| Direction |
Select every line containing the word "this" from the material, and copy those lines.
══════════════════════════════
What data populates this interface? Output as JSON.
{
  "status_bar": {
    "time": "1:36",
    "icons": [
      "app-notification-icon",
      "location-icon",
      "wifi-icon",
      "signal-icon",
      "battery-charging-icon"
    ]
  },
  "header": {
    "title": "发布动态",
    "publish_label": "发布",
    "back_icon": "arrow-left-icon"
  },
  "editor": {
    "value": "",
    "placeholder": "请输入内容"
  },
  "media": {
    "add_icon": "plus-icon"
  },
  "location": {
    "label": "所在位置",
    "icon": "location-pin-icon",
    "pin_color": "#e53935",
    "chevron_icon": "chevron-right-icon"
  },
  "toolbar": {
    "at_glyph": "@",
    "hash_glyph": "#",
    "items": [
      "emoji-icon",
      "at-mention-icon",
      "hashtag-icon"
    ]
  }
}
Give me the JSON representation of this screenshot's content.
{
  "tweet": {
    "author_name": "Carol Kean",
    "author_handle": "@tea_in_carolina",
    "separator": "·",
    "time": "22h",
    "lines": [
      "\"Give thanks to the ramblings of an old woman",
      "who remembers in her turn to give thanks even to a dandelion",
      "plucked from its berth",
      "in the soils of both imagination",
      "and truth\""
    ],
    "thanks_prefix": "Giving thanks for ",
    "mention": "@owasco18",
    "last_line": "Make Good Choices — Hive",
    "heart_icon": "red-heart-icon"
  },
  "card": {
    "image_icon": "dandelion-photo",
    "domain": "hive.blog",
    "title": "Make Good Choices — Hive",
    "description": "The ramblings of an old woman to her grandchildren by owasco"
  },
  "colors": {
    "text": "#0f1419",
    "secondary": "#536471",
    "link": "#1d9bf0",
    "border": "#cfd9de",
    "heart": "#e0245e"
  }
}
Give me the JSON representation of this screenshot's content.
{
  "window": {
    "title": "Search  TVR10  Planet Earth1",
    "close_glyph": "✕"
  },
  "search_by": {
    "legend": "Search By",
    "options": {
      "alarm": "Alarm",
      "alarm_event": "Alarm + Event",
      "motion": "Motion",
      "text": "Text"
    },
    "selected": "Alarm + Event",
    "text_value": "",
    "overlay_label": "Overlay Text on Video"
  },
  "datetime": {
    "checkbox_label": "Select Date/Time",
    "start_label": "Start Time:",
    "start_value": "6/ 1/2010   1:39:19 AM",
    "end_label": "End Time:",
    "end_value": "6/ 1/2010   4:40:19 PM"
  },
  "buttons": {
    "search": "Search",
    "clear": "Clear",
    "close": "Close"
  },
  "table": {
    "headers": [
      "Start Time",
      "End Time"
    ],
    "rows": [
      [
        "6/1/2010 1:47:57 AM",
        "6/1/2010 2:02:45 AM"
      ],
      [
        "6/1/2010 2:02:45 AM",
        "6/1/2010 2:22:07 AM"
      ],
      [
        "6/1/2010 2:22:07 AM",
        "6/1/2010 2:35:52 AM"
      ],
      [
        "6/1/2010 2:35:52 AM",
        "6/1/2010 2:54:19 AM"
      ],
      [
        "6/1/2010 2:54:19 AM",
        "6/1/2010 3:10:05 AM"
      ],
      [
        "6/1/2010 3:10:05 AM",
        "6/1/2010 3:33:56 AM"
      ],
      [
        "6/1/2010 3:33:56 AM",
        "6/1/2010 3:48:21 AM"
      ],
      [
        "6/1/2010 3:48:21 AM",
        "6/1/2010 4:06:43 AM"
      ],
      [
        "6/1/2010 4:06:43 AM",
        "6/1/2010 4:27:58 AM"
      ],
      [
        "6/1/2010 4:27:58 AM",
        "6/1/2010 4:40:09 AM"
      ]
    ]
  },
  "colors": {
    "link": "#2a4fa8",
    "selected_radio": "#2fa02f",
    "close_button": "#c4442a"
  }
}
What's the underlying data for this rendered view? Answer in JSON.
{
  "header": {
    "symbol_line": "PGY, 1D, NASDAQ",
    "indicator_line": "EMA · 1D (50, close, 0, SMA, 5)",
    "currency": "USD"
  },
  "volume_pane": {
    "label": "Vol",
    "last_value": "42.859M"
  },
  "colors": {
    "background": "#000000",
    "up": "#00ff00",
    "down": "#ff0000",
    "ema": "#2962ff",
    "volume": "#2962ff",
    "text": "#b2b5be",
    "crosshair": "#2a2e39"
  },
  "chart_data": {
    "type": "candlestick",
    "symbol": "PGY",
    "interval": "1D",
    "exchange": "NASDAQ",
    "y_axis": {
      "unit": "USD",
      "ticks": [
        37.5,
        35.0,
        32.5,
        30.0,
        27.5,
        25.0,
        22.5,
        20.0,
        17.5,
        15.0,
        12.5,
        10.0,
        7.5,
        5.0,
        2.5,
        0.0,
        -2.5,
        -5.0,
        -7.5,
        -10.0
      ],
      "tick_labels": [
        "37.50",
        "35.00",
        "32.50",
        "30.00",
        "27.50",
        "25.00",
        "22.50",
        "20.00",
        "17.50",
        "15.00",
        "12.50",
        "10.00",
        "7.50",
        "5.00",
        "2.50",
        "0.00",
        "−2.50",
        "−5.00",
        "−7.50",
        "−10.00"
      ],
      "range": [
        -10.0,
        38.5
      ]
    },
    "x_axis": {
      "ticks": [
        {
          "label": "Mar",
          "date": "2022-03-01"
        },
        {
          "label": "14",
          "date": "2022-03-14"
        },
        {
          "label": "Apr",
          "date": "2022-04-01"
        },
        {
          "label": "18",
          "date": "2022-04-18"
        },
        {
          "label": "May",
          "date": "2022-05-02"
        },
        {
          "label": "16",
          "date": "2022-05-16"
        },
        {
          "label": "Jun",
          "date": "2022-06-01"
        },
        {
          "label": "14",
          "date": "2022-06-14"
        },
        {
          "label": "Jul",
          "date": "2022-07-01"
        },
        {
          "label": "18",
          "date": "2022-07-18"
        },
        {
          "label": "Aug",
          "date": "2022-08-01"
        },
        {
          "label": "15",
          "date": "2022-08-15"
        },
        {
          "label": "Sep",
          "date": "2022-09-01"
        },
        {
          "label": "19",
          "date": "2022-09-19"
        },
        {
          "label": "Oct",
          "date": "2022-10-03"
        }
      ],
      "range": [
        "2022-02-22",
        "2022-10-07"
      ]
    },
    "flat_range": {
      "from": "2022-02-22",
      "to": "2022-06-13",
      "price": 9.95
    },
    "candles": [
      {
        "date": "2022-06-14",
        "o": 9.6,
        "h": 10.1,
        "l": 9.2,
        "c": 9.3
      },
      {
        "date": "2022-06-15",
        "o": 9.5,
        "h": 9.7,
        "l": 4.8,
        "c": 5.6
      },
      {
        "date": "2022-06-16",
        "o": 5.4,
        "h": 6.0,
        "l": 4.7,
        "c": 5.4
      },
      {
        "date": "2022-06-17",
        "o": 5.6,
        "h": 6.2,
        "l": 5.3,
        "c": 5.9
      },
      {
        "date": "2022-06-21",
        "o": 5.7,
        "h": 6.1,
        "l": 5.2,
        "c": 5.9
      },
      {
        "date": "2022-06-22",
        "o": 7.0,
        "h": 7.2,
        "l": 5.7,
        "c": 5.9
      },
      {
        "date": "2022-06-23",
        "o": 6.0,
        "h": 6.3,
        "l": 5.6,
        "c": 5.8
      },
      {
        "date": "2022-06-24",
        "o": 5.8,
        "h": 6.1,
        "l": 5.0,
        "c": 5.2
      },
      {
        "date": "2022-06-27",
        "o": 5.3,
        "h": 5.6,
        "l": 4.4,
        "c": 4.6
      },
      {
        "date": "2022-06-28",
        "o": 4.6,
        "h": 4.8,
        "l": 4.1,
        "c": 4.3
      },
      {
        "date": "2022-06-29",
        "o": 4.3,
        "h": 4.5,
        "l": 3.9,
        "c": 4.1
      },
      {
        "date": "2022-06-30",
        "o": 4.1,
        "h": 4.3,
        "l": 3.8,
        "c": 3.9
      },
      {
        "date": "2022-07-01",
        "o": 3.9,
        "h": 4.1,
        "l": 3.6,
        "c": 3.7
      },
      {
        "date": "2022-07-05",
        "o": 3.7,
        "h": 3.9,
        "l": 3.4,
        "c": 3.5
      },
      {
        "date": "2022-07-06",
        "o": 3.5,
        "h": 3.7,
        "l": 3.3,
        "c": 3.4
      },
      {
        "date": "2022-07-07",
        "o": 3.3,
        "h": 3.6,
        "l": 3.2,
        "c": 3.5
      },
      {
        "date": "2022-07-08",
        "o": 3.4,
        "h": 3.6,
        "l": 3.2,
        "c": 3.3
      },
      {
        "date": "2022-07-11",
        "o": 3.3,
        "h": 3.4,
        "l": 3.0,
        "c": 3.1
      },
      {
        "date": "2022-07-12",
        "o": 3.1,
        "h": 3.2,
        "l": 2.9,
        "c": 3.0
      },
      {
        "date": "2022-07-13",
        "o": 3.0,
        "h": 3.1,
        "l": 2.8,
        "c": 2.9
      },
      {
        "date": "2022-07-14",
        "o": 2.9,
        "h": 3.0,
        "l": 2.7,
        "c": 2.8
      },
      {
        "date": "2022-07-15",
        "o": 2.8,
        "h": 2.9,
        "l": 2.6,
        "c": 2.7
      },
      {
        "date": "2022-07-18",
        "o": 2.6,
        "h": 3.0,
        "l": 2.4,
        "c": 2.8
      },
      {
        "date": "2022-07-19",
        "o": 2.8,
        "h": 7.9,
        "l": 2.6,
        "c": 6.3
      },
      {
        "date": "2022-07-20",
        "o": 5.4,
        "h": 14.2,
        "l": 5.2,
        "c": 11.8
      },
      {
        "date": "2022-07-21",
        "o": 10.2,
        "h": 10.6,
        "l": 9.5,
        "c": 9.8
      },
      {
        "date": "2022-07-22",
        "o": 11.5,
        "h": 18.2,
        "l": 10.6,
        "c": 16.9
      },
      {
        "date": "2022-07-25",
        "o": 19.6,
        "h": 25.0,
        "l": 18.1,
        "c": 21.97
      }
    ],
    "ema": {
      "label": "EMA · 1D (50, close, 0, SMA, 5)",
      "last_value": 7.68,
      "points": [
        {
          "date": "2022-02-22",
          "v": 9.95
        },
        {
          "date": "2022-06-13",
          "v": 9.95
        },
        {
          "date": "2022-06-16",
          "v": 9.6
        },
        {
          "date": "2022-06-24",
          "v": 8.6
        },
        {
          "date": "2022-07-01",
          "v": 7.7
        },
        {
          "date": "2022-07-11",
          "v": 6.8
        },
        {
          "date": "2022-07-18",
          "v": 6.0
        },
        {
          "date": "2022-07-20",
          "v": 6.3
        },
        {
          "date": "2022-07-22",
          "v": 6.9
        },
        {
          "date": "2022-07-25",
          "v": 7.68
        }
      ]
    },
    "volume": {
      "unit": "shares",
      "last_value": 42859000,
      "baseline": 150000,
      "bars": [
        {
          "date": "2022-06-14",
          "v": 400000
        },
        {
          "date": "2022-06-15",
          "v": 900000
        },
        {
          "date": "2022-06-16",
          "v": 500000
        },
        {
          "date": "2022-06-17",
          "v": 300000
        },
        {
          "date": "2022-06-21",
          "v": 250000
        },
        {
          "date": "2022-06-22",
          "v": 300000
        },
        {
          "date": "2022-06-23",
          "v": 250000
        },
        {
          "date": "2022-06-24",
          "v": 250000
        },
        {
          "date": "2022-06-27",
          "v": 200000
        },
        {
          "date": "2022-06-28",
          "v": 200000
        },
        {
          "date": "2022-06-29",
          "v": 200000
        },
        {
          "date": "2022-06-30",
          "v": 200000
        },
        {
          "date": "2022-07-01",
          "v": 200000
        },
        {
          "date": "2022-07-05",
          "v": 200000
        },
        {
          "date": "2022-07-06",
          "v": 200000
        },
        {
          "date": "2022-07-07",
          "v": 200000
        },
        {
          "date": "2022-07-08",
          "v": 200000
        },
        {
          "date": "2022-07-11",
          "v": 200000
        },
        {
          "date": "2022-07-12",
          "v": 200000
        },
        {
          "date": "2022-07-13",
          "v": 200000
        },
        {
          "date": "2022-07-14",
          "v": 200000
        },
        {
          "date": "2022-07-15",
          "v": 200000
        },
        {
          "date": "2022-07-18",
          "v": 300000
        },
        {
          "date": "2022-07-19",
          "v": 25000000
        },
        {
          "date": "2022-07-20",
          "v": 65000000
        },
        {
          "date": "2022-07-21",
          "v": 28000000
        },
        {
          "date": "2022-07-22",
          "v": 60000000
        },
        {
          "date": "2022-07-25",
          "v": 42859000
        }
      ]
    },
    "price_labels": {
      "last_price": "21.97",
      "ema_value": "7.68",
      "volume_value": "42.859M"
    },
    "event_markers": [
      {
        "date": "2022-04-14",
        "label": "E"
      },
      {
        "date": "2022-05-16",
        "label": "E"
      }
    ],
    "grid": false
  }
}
══════════════════════════════
| The result |
What data populates this interface? Output as JSON.
Give me the JSON representation of this screenshot's content.
Give me the JSON representation of this screenshot's content.
What's the underlying data for this rendered view? Answer in JSON.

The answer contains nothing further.